▶ _Exercise details_
Pictures stay out; everything else in the records below is copied exactly.

--- start The records ---

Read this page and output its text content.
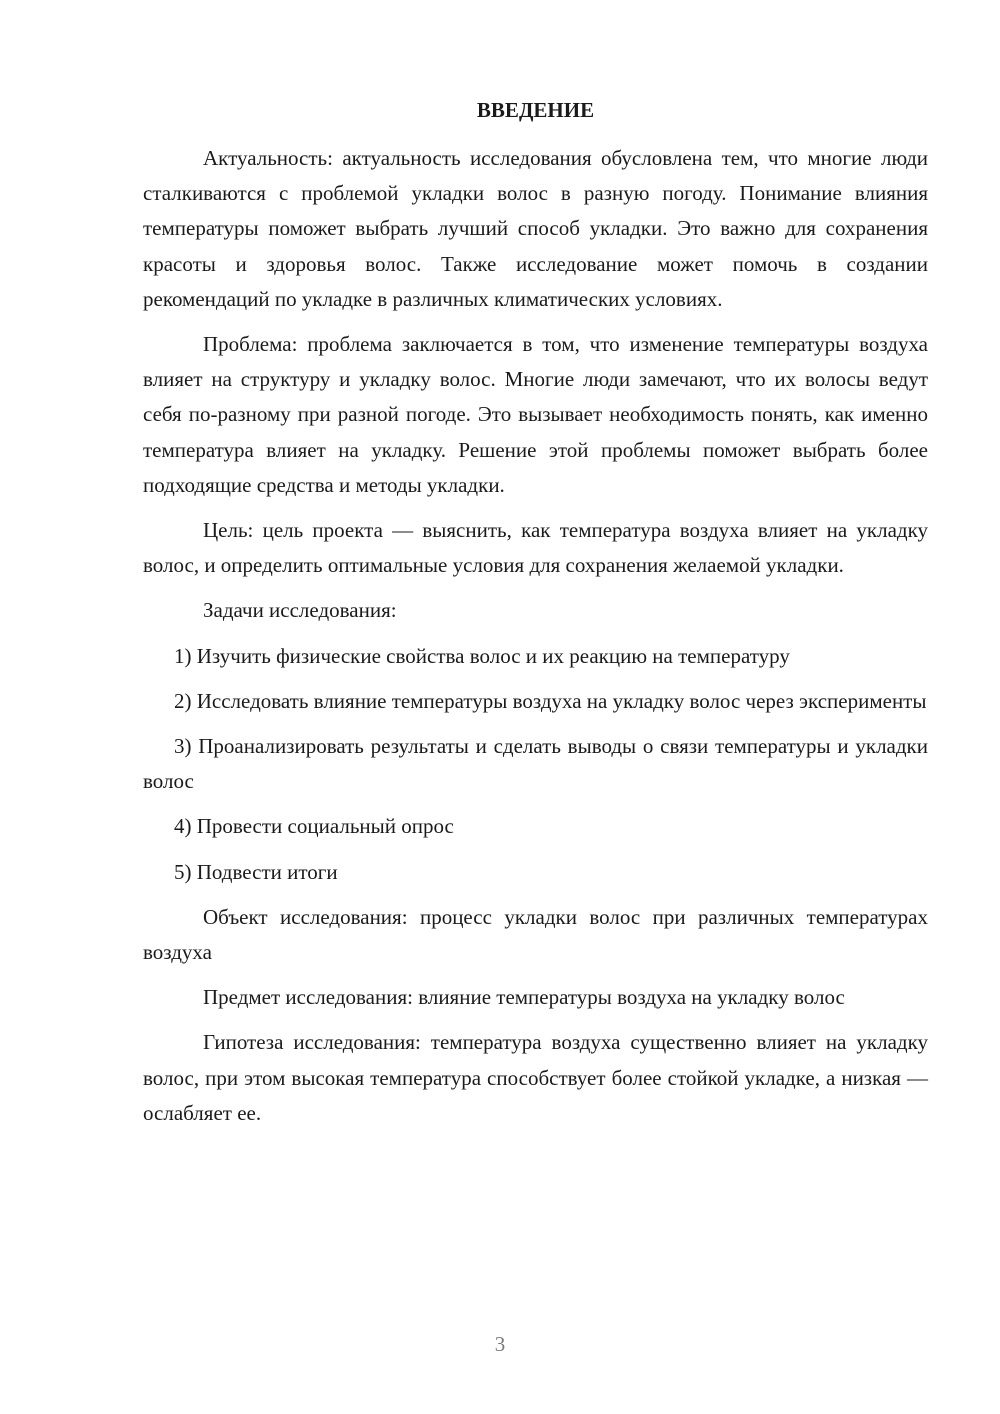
ВВЕДЕНИЕ

Актуальность: актуальность исследования обусловлена тем, что многие люди сталкиваются с проблемой укладки волос в разную погоду. Понимание влияния температуры поможет выбрать лучший способ укладки. Это важно для сохранения красоты и здоровья волос. Также исследование может помочь в создании рекомендаций по укладке в различных климатических условиях.

Проблема: проблема заключается в том, что изменение температуры воздуха влияет на структуру и укладку волос. Многие люди замечают, что их волосы ведут себя по-разному при разной погоде. Это вызывает необходимость понять, как именно температура влияет на укладку. Решение этой проблемы поможет выбрать более подходящие средства и методы укладки.

Цель: цель проекта — выяснить, как температура воздуха влияет на укладку волос, и определить оптимальные условия для сохранения желаемой укладки.

Задачи исследования:

1) Изучить физические свойства волос и их реакцию на температуру

2) Исследовать влияние температуры воздуха на укладку волос через эксперименты

3) Проанализировать результаты и сделать выводы о связи температуры и укладки волос

4) Провести социальный опрос

5) Подвести итоги

Объект исследования: процесс укладки волос при различных температурах воздуха

Предмет исследования: влияние температуры воздуха на укладку волос

Гипотеза исследования: температура воздуха существенно влияет на укладку волос, при этом высокая температура способствует более стойкой укладке, а низкая — ослабляет ее.

3
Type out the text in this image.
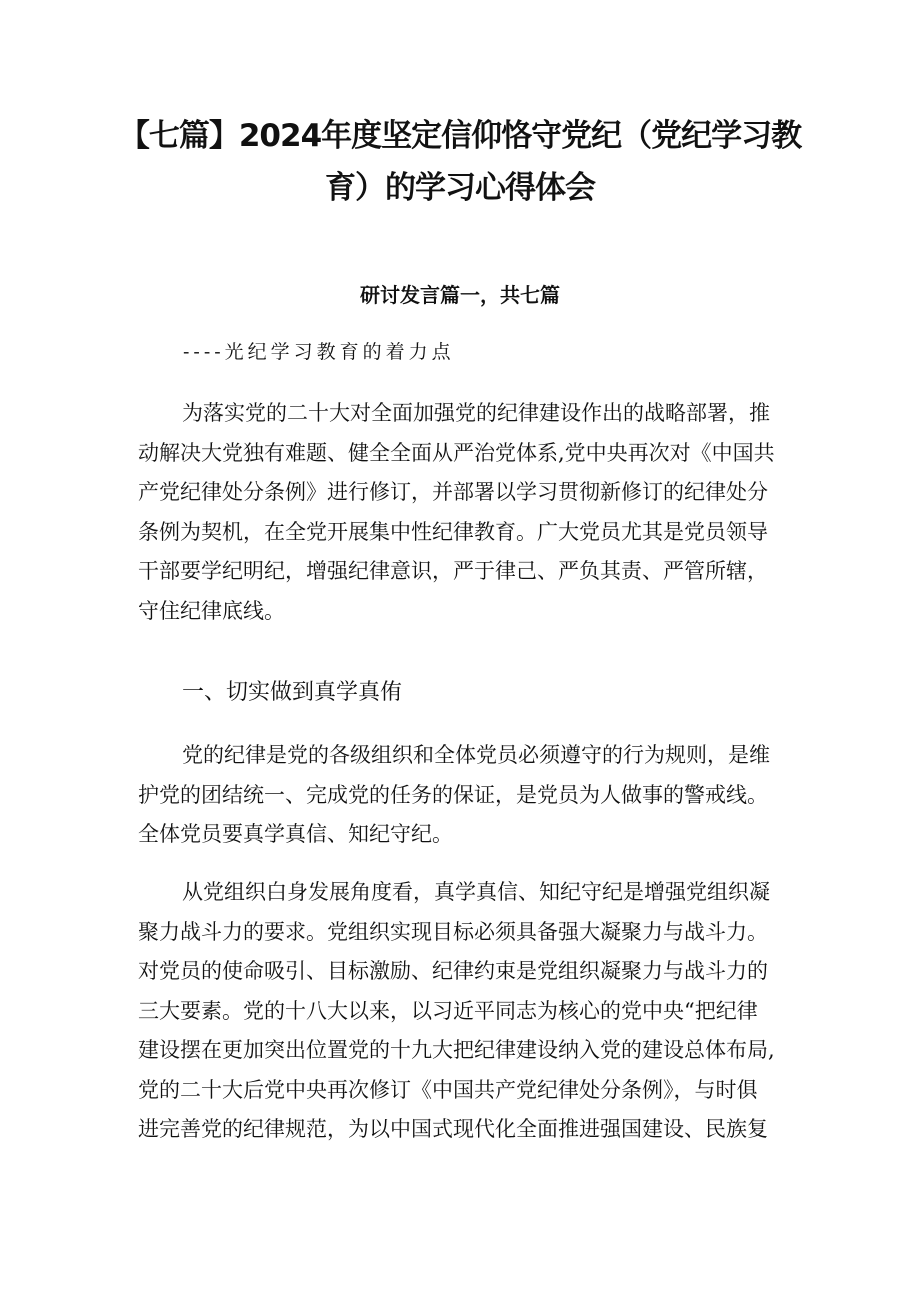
【七篇】2024年度坚定信仰恪守党纪（党纪学习教
育）的学习心得体会
研讨发言篇一，共七篇
----光纪学习教育的着力点
为落实党的二十大对全面加强党的纪律建设作出的战略部署，推
动解决大党独有难题、健全全面从严治党体系,党中央再次对《中国共
产党纪律处分条例》进行修订，并部署以学习贯彻新修订的纪律处分
条例为契机，在全党开展集中性纪律教育。广大党员尤其是党员领导
干部要学纪明纪，增强纪律意识，严于律己、严负其责、严管所辖，
守住纪律底线。
一、切实做到真学真侑
党的纪律是党的各级组织和全体党员必须遵守的行为规则，是维
护党的团结统一、完成党的任务的保证，是党员为人做事的警戒线。
全体党员要真学真信、知纪守纪。
从党组织白身发展角度看，真学真信、知纪守纪是增强党组织凝
聚力战斗力的要求。党组织实现目标必须具备强大凝聚力与战斗力。
对党员的使命吸引、目标激励、纪律约束是党组织凝聚力与战斗力的
三大要素。党的十八大以来，以习近平同志为核心的党中央“把纪律
建设摆在更加突出位置党的十九大把纪律建设纳入党的建设总体布局,
党的二十大后党中央再次修订《中国共产党纪律处分条例》，与时俱
进完善党的纪律规范，为以中国式现代化全面推进强国建设、民族复
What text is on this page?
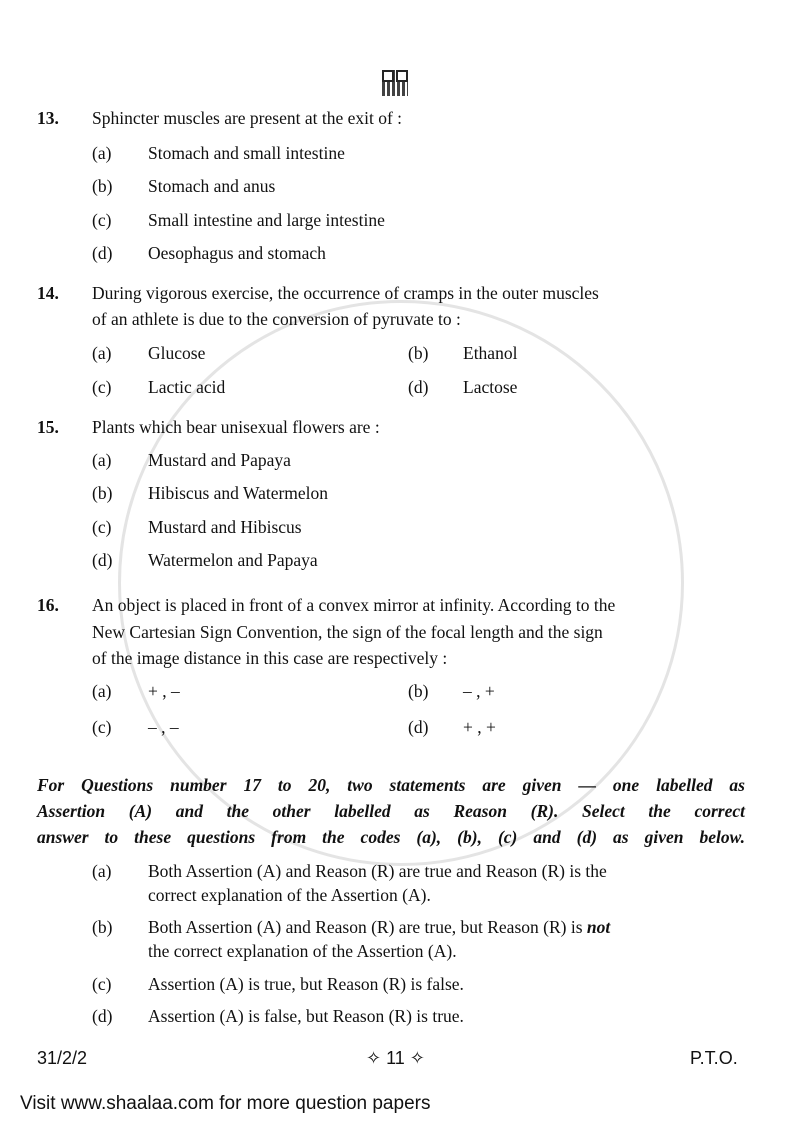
13. Sphincter muscles are present at the exit of :
(a) Stomach and small intestine
(b) Stomach and anus
(c) Small intestine and large intestine
(d) Oesophagus and stomach
14. During vigorous exercise, the occurrence of cramps in the outer muscles
of an athlete is due to the conversion of pyruvate to :
(a) Glucose	(b) Ethanol
(c) Lactic acid	(d) Lactose
15. Plants which bear unisexual flowers are :
(a) Mustard and Papaya
(b) Hibiscus and Watermelon
(c) Mustard and Hibiscus
(d) Watermelon and Papaya
16. An object is placed in front of a convex mirror at infinity. According to the
New Cartesian Sign Convention, the sign of the focal length and the sign
of the image distance in this case are respectively :
(a) + , –	(b) – , +
(c) – , –	(d) + , +
For Questions number 17 to 20, two statements are given — one labelled as
Assertion (A) and the other labelled as Reason (R). Select the correct
answer to these questions from the codes (a), (b), (c) and (d) as given below.
(a) Both Assertion (A) and Reason (R) are true and Reason (R) is the
correct explanation of the Assertion (A).
(b) Both Assertion (A) and Reason (R) are true, but Reason (R) is not
the correct explanation of the Assertion (A).
(c) Assertion (A) is true, but Reason (R) is false.
(d) Assertion (A) is false, but Reason (R) is true.
31/2/2	✧ 11 ✧	P.T.O.
Visit www.shaalaa.com for more question papers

--- end The records ---

▶ _Result of the exercise_
Read this page and output its text content.
ВВЕДЕНИЕ

Актуальность: актуальность исследования обусловлена тем, что многие люди сталкиваются с проблемой укладки волос в разную погоду. Понимание влияния температуры поможет выбрать лучший способ укладки. Это важно для сохранения красоты и здоровья волос. Также исследование может помочь в создании рекомендаций по укладке в различных климатических условиях.

Проблема: проблема заключается в том, что изменение температуры воздуха влияет на структуру и укладку волос. Многие люди замечают, что их волосы ведут себя по-разному при разной погоде. Это вызывает необходимость понять, как именно температура влияет на укладку. Решение этой проблемы поможет выбрать более подходящие средства и методы укладки.

Цель: цель проекта — выяснить, как температура воздуха влияет на укладку волос, и определить оптимальные условия для сохранения желаемой укладки.

Задачи исследования:

1) Изучить физические свойства волос и их реакцию на температуру

2) Исследовать влияние температуры воздуха на укладку волос через эксперименты

3) Проанализировать результаты и сделать выводы о связи температуры и укладки волос

4) Провести социальный опрос

5) Подвести итоги

Объект исследования: процесс укладки волос при различных температурах воздуха

Предмет исследования: влияние температуры воздуха на укладку волос

Гипотеза исследования: температура воздуха существенно влияет на укладку волос, при этом высокая температура способствует более стойкой укладке, а низкая — ослабляет ее.

3
Type out the text in this image.
【七篇】2024年度坚定信仰恪守党纪（党纪学习教
育）的学习心得体会
研讨发言篇一，共七篇
----光纪学习教育的着力点
为落实党的二十大对全面加强党的纪律建设作出的战略部署，推
动解决大党独有难题、健全全面从严治党体系,党中央再次对《中国共
产党纪律处分条例》进行修订，并部署以学习贯彻新修订的纪律处分
条例为契机，在全党开展集中性纪律教育。广大党员尤其是党员领导
干部要学纪明纪，增强纪律意识，严于律己、严负其责、严管所辖，
守住纪律底线。
一、切实做到真学真侑
党的纪律是党的各级组织和全体党员必须遵守的行为规则，是维
护党的团结统一、完成党的任务的保证，是党员为人做事的警戒线。
全体党员要真学真信、知纪守纪。
从党组织白身发展角度看，真学真信、知纪守纪是增强党组织凝
聚力战斗力的要求。党组织实现目标必须具备强大凝聚力与战斗力。
对党员的使命吸引、目标激励、纪律约束是党组织凝聚力与战斗力的
三大要素。党的十八大以来，以习近平同志为核心的党中央“把纪律
建设摆在更加突出位置党的十九大把纪律建设纳入党的建设总体布局,
党的二十大后党中央再次修订《中国共产党纪律处分条例》，与时俱
进完善党的纪律规范，为以中国式现代化全面推进强国建设、民族复
What text is on this page?
13. Sphincter muscles are present at the exit of :
(a) Stomach and small intestine
(b) Stomach and anus
(c) Small intestine and large intestine
(d) Oesophagus and stomach
14. During vigorous exercise, the occurrence of cramps in the outer muscles
of an athlete is due to the conversion of pyruvate to :
(a) Glucose	(b) Ethanol
(c) Lactic acid	(d) Lactose
15. Plants which bear unisexual flowers are :
(a) Mustard and Papaya
(b) Hibiscus and Watermelon
(c) Mustard and Hibiscus
(d) Watermelon and Papaya
16. An object is placed in front of a convex mirror at infinity. According to the
New Cartesian Sign Convention, the sign of the focal length and the sign
of the image distance in this case are respectively :
(a) + , –	(b) – , +
(c) – , –	(d) + , +
For Questions number 17 to 20, two statements are given — one labelled as
Assertion (A) and the other labelled as Reason (R). Select the correct
answer to these questions from the codes (a), (b), (c) and (d) as given below.
(a) Both Assertion (A) and Reason (R) are true and Reason (R) is the
correct explanation of the Assertion (A).
(b) Both Assertion (A) and Reason (R) are true, but Reason (R) is not
the correct explanation of the Assertion (A).
(c) Assertion (A) is true, but Reason (R) is false.
(d) Assertion (A) is false, but Reason (R) is true.
31/2/2	✧ 11 ✧	P.T.O.
Visit www.shaalaa.com for more question papers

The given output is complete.